▸ **Do this**
Using the listing below, copy every line that mentions "Employees".
((
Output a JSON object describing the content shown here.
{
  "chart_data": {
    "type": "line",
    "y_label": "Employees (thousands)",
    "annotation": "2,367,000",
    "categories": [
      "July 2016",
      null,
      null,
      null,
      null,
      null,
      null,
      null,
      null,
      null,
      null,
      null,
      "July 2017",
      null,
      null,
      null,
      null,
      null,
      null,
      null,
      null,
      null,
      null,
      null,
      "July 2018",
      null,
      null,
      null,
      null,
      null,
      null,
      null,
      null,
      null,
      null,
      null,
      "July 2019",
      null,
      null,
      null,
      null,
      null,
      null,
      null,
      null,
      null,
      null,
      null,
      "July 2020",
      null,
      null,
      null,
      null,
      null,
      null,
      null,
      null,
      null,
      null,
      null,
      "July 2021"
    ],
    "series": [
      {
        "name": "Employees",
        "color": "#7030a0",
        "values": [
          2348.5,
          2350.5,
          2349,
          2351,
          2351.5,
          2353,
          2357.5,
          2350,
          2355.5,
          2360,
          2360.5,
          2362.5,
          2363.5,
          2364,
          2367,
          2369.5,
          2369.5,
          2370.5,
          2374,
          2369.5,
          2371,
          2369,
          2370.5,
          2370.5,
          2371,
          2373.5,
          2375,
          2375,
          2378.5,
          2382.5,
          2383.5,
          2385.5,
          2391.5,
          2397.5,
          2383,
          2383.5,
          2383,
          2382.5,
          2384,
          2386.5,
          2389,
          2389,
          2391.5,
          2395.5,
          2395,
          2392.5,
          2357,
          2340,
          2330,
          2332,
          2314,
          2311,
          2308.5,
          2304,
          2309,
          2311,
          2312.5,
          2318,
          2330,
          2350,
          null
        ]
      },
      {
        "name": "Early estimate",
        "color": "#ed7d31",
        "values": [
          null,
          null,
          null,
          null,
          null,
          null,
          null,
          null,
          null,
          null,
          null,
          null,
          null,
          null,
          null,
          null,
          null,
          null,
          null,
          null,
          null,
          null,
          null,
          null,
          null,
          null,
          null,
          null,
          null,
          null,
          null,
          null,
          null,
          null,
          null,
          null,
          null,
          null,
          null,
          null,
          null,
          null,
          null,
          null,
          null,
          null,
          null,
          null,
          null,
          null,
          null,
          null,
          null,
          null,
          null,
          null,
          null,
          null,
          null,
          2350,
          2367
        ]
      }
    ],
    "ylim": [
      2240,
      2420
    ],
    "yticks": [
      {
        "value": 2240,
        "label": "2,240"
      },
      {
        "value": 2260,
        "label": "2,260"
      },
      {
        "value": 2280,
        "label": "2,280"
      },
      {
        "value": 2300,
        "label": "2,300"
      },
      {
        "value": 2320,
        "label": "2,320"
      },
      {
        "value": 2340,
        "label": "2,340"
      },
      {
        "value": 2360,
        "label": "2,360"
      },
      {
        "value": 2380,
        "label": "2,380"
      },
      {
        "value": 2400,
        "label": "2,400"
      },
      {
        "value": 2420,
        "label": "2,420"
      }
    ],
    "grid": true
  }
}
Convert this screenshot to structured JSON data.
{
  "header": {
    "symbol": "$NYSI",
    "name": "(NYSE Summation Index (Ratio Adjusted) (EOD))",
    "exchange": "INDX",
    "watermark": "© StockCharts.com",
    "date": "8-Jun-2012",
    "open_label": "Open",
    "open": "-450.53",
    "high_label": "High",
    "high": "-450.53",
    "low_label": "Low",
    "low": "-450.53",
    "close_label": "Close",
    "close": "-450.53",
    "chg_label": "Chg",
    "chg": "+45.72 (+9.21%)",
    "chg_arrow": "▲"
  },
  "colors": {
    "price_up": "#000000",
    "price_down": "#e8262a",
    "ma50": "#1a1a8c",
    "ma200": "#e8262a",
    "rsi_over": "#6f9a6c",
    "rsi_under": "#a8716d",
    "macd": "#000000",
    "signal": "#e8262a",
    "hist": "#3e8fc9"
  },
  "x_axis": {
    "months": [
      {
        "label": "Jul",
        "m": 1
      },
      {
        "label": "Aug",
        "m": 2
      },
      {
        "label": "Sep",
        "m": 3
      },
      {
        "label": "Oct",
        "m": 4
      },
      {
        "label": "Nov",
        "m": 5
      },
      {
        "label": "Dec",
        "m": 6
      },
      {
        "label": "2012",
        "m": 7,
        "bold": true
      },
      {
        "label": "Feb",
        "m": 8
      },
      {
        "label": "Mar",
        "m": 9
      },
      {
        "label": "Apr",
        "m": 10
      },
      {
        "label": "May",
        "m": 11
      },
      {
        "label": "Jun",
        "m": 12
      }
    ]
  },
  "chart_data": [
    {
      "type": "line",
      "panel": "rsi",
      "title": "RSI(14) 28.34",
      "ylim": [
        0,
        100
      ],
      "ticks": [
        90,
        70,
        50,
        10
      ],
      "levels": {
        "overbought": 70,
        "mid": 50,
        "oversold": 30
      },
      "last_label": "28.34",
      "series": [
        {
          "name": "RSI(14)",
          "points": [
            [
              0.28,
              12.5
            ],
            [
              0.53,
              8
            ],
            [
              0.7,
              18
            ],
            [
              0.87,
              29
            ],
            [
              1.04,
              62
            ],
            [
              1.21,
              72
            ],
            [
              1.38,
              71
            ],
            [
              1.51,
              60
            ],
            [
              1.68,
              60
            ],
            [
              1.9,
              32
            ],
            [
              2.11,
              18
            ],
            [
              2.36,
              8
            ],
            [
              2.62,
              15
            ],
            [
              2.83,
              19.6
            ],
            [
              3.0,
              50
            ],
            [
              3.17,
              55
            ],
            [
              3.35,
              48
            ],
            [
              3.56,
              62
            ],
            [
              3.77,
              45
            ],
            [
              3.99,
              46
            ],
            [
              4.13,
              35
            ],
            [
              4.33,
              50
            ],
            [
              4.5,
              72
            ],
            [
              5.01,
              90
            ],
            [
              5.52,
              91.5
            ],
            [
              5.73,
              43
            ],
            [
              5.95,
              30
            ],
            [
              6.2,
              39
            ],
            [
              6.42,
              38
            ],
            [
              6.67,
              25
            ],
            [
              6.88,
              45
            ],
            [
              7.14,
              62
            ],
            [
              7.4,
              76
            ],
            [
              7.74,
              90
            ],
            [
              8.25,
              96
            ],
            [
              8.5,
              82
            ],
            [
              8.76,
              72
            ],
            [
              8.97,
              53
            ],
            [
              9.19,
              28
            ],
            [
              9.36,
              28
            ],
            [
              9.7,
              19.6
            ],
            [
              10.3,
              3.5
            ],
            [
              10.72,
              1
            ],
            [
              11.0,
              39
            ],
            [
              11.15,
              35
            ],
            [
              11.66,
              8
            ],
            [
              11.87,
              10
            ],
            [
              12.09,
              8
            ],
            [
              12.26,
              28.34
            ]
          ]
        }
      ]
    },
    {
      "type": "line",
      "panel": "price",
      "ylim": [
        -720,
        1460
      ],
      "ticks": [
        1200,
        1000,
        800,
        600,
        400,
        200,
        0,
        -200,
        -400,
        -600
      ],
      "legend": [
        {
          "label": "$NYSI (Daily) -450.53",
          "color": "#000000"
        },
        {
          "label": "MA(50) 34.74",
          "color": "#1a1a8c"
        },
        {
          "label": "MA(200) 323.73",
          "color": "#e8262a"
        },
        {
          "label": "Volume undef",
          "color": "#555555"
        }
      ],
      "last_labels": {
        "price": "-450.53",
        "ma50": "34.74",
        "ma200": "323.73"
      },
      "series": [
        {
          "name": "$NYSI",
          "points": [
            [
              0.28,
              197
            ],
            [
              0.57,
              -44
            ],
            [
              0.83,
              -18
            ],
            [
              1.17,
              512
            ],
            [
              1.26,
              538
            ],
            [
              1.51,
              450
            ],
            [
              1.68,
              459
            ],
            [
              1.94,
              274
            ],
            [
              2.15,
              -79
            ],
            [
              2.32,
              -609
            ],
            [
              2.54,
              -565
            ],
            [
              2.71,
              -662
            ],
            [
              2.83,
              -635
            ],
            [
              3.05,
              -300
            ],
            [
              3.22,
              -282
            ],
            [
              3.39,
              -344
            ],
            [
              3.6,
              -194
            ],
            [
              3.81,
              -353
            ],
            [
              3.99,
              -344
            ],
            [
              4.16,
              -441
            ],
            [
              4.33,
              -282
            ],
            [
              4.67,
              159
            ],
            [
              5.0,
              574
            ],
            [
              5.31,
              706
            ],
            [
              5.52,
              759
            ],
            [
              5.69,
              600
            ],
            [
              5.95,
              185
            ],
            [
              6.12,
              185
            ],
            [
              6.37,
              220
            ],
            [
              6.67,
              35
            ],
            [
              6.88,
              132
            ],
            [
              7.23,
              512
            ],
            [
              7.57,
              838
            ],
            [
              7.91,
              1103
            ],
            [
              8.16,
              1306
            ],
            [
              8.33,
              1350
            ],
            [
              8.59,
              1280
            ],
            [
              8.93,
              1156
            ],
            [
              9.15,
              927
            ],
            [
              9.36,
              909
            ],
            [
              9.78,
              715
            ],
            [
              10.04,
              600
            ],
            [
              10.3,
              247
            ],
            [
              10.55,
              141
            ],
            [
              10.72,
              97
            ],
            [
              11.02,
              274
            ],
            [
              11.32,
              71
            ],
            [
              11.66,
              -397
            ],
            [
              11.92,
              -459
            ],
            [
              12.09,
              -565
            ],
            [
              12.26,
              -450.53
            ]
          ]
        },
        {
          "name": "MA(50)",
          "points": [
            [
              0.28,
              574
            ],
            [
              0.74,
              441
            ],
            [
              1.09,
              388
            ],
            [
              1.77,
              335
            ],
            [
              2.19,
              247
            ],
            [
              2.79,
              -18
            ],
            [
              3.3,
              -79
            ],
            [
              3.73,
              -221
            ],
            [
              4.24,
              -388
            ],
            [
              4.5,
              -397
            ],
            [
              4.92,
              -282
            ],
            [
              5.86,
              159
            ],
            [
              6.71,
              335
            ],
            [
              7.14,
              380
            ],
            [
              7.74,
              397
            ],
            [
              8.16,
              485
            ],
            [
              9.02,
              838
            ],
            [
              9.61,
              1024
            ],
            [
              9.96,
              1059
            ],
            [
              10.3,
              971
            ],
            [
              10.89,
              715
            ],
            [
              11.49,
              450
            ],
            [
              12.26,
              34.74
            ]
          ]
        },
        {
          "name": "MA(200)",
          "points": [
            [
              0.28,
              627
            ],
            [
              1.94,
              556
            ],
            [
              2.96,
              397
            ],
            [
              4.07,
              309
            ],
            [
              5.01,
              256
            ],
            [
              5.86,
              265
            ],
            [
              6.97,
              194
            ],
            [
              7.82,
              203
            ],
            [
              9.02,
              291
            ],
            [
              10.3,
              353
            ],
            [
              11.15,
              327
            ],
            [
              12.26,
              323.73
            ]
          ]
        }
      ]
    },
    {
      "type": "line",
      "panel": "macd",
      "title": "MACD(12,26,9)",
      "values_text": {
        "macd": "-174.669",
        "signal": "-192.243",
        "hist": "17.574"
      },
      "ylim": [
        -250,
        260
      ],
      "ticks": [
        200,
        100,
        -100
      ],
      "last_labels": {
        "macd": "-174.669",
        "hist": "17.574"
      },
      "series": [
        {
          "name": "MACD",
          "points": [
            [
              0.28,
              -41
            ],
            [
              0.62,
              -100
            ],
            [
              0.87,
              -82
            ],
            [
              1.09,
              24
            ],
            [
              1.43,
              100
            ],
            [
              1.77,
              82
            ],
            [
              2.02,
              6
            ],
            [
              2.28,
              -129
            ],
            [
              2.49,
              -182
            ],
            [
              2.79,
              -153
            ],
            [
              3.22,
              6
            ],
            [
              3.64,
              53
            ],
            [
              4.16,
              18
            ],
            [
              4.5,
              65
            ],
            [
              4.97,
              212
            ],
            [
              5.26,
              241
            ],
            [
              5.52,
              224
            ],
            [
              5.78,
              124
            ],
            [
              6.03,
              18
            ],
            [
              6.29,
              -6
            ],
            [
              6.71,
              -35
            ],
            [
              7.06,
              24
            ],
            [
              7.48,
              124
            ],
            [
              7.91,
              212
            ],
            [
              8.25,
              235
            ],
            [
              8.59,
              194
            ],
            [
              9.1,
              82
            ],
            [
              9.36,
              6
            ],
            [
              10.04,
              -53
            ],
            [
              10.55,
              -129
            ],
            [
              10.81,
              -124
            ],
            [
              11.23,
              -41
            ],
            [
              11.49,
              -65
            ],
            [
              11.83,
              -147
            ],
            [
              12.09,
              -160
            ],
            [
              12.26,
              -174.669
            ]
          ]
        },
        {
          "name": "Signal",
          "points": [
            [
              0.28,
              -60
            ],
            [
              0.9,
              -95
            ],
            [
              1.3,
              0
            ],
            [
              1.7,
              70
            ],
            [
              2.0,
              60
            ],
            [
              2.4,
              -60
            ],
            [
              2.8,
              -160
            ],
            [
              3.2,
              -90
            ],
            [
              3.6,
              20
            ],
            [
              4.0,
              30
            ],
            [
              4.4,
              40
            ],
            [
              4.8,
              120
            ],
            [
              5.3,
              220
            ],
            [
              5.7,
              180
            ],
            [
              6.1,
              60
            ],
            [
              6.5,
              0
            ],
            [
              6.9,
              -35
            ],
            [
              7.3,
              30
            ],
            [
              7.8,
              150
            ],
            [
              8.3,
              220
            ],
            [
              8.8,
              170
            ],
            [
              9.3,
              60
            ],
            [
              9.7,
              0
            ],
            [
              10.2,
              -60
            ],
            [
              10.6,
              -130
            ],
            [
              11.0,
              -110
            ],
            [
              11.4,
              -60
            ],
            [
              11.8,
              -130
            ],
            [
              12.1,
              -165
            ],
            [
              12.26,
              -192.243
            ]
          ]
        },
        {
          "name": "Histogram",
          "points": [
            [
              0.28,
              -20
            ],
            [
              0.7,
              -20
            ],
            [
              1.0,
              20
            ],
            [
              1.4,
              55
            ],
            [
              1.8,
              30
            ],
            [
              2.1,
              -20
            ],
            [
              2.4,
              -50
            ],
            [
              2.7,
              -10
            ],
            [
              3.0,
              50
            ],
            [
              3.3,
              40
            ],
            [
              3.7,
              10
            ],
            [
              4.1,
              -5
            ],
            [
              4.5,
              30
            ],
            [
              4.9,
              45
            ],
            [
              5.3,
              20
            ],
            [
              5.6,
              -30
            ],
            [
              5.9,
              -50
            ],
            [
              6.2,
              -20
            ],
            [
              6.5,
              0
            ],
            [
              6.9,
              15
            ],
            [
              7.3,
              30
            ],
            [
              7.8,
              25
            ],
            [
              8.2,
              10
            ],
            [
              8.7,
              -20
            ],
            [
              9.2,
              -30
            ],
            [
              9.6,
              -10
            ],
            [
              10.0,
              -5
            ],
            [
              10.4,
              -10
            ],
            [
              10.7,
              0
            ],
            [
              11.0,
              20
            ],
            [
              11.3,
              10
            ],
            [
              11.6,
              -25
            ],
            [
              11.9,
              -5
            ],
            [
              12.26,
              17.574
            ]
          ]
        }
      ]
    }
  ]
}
))
▸ **Response to the task**
    "y_label": "Employees (thousands)",
        "name": "Employees",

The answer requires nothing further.